*GOAL*.
Where a line contains the word "Leipzig", copy that line in full.
►
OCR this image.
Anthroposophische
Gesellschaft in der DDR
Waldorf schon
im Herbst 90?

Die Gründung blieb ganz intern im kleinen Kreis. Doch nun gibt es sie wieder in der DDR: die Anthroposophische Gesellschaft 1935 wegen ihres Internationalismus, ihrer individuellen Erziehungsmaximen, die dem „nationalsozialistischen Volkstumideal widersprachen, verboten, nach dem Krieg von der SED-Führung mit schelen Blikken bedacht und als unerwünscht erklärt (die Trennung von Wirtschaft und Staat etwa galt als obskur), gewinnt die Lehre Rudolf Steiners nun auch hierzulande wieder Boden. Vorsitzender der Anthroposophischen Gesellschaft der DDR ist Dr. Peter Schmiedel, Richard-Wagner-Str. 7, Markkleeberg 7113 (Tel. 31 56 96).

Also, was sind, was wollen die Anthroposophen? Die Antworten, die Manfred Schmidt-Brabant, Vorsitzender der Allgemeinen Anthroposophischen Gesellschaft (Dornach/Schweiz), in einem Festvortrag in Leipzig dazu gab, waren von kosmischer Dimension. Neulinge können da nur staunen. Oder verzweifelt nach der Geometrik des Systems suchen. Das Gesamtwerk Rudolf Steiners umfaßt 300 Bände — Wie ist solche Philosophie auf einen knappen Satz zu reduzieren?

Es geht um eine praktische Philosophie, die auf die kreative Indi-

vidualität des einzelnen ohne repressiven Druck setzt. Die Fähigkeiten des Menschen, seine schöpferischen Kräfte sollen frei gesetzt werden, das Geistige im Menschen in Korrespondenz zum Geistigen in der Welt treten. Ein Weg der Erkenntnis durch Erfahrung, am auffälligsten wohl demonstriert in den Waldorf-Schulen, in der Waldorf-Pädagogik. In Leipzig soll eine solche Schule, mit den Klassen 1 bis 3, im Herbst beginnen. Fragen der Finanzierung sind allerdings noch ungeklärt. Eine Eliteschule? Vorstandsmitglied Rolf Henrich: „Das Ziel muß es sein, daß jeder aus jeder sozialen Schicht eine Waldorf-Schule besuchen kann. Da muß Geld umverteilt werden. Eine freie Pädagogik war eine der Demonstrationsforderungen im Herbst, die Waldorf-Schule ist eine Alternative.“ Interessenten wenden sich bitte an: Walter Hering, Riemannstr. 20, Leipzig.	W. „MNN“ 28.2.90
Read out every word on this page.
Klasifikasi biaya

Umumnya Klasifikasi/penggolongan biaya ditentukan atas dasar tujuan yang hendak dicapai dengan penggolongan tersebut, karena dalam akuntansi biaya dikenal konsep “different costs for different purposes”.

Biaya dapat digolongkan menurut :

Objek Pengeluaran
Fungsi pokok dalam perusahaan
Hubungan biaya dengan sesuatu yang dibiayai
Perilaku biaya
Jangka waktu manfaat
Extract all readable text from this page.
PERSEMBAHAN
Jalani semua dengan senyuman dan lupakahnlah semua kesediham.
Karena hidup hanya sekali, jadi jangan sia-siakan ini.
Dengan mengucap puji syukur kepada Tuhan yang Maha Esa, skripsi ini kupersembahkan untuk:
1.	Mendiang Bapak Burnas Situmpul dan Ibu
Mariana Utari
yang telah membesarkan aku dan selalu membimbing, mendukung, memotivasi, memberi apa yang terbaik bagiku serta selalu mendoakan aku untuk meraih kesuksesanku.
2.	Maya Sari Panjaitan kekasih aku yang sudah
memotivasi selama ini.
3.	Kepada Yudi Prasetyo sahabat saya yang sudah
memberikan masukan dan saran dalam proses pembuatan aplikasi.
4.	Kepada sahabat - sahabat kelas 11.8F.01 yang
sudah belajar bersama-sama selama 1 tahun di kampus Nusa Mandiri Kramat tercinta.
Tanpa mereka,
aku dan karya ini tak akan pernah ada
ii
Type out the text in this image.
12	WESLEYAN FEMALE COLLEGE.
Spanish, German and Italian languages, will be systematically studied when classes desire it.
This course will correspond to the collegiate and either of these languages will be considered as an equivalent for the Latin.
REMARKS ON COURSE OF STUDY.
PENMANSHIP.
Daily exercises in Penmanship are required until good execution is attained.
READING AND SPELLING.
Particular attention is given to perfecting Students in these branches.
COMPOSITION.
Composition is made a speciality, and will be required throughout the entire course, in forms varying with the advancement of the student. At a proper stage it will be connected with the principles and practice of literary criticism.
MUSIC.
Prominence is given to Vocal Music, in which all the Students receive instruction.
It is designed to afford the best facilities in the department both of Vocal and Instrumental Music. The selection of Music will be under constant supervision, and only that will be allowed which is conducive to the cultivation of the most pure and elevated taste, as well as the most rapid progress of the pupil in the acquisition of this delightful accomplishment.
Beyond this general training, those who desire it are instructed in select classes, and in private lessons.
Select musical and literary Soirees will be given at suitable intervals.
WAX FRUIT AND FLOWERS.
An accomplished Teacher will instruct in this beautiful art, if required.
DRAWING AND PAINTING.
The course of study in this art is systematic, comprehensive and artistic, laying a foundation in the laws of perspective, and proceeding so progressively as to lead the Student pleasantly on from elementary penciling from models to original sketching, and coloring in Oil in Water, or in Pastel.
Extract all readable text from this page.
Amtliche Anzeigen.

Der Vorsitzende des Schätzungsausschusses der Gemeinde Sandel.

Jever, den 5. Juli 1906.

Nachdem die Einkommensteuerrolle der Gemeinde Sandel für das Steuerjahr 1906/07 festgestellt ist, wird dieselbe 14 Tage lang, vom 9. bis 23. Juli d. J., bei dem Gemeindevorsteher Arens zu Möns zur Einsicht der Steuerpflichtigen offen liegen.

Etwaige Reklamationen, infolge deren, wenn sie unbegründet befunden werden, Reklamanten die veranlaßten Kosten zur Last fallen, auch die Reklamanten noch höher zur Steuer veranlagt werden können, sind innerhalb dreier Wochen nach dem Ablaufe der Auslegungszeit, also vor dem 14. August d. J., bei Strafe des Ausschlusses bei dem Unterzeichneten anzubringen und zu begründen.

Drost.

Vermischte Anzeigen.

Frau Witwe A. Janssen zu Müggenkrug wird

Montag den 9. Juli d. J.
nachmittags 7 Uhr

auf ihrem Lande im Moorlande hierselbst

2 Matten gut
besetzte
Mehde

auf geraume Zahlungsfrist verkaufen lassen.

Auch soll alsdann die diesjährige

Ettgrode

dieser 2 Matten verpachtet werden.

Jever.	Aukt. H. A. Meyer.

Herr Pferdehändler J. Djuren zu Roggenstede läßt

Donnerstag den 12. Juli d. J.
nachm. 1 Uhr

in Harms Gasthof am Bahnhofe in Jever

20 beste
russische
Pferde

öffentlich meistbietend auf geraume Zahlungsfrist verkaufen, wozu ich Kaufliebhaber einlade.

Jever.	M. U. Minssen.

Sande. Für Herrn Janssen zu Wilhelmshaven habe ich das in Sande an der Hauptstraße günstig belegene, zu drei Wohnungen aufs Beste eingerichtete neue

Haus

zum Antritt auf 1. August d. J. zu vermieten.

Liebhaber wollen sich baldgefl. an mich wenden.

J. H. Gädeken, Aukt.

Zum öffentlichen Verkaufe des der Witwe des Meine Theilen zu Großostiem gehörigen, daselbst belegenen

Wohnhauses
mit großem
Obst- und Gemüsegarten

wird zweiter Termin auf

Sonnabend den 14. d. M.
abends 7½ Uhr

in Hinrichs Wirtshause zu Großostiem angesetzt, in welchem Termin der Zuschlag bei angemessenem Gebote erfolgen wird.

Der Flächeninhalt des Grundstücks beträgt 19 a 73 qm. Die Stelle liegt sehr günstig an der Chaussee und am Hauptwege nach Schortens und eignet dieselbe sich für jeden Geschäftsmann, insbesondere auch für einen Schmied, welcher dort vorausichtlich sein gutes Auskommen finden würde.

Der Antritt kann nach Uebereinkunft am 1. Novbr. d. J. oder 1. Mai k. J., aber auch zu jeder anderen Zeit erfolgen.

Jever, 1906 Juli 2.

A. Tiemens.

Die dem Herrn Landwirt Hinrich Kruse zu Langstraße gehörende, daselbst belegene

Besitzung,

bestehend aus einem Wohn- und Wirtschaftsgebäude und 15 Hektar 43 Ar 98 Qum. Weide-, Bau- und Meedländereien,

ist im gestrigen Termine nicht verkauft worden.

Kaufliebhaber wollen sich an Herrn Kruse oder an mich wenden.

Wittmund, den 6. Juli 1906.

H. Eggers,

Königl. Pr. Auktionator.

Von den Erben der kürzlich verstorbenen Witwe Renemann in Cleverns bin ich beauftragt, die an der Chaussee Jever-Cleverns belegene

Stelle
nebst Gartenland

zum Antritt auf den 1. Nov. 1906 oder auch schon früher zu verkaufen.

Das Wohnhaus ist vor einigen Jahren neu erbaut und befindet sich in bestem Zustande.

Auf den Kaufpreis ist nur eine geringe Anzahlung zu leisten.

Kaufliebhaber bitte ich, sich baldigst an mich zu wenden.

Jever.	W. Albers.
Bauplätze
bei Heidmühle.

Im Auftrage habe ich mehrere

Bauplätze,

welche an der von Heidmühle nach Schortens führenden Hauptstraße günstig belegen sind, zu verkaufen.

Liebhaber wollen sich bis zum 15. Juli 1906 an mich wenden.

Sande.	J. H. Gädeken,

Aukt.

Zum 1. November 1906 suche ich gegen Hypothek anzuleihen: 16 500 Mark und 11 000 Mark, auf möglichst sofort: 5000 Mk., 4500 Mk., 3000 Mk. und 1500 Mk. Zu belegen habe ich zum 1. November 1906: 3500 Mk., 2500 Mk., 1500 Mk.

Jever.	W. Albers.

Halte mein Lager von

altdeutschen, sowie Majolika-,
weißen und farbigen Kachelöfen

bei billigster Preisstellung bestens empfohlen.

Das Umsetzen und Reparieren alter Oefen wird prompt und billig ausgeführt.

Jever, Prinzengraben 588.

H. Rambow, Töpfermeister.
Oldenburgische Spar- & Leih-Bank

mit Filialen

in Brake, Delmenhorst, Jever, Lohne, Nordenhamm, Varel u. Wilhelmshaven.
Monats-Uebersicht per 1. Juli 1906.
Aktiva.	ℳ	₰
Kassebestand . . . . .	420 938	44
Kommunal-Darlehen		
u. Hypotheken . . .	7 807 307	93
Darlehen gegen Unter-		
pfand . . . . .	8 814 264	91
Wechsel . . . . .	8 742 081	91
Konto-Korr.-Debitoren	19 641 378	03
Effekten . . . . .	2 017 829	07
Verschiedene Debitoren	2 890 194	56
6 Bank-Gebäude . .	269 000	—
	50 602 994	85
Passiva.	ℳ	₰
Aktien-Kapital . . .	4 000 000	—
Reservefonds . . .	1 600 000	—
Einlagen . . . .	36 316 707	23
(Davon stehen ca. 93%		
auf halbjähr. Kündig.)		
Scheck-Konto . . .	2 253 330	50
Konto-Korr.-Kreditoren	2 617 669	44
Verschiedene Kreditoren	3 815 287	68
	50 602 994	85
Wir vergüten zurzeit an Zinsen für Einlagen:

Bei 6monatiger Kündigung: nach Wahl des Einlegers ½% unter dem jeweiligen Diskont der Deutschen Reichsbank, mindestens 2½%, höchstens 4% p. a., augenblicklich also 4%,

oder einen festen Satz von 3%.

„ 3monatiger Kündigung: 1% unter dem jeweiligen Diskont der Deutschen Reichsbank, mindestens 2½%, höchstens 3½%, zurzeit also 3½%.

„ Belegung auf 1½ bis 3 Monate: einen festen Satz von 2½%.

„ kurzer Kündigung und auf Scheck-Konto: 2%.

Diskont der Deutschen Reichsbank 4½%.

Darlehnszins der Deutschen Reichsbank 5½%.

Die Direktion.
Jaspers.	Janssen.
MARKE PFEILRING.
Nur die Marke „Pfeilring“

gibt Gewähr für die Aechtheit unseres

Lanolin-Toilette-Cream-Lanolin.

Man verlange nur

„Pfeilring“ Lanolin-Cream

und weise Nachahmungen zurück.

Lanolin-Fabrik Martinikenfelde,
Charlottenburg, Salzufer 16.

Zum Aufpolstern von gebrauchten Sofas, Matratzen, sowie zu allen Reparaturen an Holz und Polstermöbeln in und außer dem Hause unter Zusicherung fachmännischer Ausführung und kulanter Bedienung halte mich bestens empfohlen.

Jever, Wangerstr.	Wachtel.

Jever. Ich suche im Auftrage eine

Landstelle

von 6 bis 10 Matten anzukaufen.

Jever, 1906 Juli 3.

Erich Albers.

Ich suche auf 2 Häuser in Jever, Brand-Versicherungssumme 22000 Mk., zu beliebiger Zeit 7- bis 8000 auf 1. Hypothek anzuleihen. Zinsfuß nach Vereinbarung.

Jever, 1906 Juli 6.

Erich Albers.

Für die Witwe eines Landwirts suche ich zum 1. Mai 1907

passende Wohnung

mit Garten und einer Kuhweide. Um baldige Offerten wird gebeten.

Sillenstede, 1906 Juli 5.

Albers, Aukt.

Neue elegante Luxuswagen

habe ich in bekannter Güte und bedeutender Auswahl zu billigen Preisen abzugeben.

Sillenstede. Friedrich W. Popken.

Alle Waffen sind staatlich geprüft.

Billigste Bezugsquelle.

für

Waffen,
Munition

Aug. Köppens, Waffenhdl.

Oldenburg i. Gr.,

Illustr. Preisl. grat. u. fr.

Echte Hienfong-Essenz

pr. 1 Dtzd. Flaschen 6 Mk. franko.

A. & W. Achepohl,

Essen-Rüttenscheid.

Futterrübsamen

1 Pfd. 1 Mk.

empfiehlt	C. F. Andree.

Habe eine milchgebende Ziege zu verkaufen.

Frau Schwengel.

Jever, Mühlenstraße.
◄
*RESPONSE*.
Also, was sind, was wollen die Anthroposophen? Die Antworten, die Manfred Schmidt-Brabant, Vorsitzender der Allgemeinen Anthroposophischen Gesellschaft (Dornach/Schweiz), in einem Festvortrag in Leipzig dazu gab, waren von kosmischer Dimension. Neulinge können da nur staunen. Oder verzweifelt nach der Geometrik des Systems suchen. Das Gesamtwerk Rudolf Steiners umfaßt 300 Bände — Wie ist solche Philosophie auf einen knappen Satz zu reduzieren?
vidualität des einzelnen ohne repressiven Druck setzt. Die Fähigkeiten des Menschen, seine schöpferischen Kräfte sollen frei gesetzt werden, das Geistige im Menschen in Korrespondenz zum Geistigen in der Welt treten. Ein Weg der Erkenntnis durch Erfahrung, am auffälligsten wohl demonstriert in den Waldorf-Schulen, in der Waldorf-Pädagogik. In Leipzig soll eine solche Schule, mit den Klassen 1 bis 3, im Herbst beginnen. Fragen der Finanzierung sind allerdings noch ungeklärt. Eine Eliteschule? Vorstandsmitglied Rolf Henrich: „Das Ziel muß es sein, daß jeder aus jeder sozialen Schicht eine Waldorf-Schule besuchen kann. Da muß Geld umverteilt werden. Eine freie Pädagogik war eine der Demonstrationsforderungen im Herbst, die Waldorf-Schule ist eine Alternative.“ Interessenten wenden sich bitte an: Walter Hering, Riemannstr. 20, Leipzig.	W. „MNN“ 28.2.90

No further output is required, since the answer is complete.